#### Listing ####
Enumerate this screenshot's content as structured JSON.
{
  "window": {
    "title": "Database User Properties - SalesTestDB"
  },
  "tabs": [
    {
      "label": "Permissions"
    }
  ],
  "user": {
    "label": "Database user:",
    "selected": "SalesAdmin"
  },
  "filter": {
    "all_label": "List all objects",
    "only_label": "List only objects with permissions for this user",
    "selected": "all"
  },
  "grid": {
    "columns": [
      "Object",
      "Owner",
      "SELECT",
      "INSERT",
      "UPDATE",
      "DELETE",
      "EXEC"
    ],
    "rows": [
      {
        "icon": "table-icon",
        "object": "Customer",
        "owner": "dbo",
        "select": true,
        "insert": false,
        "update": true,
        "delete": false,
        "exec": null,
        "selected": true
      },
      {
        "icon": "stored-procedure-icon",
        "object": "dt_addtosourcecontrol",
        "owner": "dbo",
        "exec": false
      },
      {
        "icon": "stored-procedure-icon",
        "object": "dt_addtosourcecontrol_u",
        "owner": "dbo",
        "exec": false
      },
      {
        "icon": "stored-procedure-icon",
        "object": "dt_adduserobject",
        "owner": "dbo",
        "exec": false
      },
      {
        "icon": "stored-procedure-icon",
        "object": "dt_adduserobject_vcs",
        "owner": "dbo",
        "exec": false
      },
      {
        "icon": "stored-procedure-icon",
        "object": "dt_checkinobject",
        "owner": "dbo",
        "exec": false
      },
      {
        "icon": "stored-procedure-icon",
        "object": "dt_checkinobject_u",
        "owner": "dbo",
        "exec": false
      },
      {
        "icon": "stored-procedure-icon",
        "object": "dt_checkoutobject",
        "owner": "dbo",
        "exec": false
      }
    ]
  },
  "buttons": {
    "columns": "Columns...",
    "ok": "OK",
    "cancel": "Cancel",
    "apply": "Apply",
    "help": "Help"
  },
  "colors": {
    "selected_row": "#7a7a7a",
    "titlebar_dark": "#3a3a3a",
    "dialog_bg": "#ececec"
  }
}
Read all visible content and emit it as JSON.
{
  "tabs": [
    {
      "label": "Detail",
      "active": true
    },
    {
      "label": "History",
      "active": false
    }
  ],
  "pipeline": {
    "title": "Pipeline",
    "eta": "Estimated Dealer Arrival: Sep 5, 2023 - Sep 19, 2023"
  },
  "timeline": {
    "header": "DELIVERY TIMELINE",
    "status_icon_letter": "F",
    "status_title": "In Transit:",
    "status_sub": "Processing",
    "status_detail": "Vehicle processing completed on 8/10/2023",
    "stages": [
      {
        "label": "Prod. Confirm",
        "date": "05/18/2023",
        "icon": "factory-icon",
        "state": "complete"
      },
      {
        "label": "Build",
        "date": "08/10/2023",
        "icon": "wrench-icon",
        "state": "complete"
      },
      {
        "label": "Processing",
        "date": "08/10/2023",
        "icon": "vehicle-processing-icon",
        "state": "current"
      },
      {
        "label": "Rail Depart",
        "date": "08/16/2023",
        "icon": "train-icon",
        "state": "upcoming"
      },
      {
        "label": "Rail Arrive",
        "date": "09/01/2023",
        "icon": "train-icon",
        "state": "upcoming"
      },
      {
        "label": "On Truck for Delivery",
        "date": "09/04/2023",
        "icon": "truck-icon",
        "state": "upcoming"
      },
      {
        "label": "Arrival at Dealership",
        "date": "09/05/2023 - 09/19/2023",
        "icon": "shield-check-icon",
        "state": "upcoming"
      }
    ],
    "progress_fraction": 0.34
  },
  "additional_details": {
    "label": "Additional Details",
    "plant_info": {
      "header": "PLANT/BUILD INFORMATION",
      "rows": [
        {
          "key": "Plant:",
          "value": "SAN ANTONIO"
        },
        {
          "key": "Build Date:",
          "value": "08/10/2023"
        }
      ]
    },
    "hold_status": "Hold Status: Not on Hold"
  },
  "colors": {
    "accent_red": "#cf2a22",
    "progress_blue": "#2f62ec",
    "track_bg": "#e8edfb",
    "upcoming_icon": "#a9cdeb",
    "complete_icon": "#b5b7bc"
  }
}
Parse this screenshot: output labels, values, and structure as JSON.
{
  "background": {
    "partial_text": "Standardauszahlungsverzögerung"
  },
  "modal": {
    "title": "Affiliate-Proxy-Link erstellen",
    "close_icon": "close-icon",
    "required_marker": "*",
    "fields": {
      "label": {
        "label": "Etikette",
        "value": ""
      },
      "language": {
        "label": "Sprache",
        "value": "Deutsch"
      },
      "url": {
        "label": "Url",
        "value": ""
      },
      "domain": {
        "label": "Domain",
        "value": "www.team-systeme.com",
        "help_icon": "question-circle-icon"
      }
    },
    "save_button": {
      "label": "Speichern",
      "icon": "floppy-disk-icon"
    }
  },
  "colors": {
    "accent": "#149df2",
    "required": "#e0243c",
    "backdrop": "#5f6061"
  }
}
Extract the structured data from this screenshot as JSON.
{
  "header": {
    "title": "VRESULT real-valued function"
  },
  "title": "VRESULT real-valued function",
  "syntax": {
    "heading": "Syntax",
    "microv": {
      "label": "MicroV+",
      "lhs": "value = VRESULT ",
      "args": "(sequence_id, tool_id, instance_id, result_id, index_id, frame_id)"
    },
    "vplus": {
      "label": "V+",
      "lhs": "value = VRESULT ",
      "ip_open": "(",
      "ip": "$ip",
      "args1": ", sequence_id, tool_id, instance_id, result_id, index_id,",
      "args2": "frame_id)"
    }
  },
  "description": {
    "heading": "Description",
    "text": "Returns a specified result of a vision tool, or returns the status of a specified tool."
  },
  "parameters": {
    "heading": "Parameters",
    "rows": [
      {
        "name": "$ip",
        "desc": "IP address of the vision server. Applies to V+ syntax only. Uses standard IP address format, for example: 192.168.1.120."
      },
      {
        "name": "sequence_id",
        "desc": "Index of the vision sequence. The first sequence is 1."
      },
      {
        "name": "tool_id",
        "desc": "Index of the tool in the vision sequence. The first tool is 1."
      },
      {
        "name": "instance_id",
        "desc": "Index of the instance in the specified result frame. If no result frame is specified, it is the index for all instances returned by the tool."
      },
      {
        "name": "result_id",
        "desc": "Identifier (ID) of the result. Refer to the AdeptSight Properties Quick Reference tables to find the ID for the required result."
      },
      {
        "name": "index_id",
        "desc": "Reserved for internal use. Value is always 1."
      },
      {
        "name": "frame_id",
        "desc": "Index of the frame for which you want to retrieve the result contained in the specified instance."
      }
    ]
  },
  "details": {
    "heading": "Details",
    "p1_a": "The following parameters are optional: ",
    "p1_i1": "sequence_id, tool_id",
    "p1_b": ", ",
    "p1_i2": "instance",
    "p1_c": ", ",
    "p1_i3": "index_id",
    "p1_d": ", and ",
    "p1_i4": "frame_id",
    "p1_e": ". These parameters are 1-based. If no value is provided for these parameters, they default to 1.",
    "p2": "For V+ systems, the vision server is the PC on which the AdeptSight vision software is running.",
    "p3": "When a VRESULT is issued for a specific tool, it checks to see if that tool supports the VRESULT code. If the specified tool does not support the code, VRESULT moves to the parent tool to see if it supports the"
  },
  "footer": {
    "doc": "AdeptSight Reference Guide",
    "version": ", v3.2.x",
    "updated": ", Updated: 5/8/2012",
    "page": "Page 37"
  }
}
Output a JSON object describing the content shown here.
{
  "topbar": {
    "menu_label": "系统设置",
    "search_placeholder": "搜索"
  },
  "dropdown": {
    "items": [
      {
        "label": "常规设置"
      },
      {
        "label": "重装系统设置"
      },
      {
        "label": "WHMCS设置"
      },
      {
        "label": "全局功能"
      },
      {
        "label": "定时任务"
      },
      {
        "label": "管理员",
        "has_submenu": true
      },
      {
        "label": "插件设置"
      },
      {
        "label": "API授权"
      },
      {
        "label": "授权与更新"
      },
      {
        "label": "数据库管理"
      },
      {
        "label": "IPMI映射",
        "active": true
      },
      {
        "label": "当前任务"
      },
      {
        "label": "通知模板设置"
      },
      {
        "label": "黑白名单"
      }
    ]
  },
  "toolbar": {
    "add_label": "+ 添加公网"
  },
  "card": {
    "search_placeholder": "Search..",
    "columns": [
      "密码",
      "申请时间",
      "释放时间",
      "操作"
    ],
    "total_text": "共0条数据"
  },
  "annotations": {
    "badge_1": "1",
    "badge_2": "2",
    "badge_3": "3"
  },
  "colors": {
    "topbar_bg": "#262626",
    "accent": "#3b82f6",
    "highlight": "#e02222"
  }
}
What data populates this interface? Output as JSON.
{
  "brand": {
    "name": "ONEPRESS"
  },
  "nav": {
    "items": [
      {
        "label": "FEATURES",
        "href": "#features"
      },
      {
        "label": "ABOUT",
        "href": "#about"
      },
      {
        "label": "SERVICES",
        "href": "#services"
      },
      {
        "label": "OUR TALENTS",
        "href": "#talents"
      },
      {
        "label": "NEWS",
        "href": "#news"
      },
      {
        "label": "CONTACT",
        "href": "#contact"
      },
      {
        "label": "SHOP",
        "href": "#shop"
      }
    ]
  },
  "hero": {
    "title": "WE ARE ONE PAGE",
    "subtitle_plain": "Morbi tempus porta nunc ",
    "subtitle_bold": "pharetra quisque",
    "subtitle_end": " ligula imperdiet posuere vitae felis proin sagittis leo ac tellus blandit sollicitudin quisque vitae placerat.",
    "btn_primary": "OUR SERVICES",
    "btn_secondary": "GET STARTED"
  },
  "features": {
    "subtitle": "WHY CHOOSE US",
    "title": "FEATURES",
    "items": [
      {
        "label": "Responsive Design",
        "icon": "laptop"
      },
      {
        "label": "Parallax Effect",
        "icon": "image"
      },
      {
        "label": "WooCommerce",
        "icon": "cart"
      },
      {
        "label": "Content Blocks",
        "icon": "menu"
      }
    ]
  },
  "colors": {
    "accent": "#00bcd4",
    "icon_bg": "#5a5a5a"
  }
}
####
## Short task
Look through the data above. Each line containing the word "Rail" needs to be copied.

## Task solution
        "label": "Rail Depart",
        "label": "Rail Arrive",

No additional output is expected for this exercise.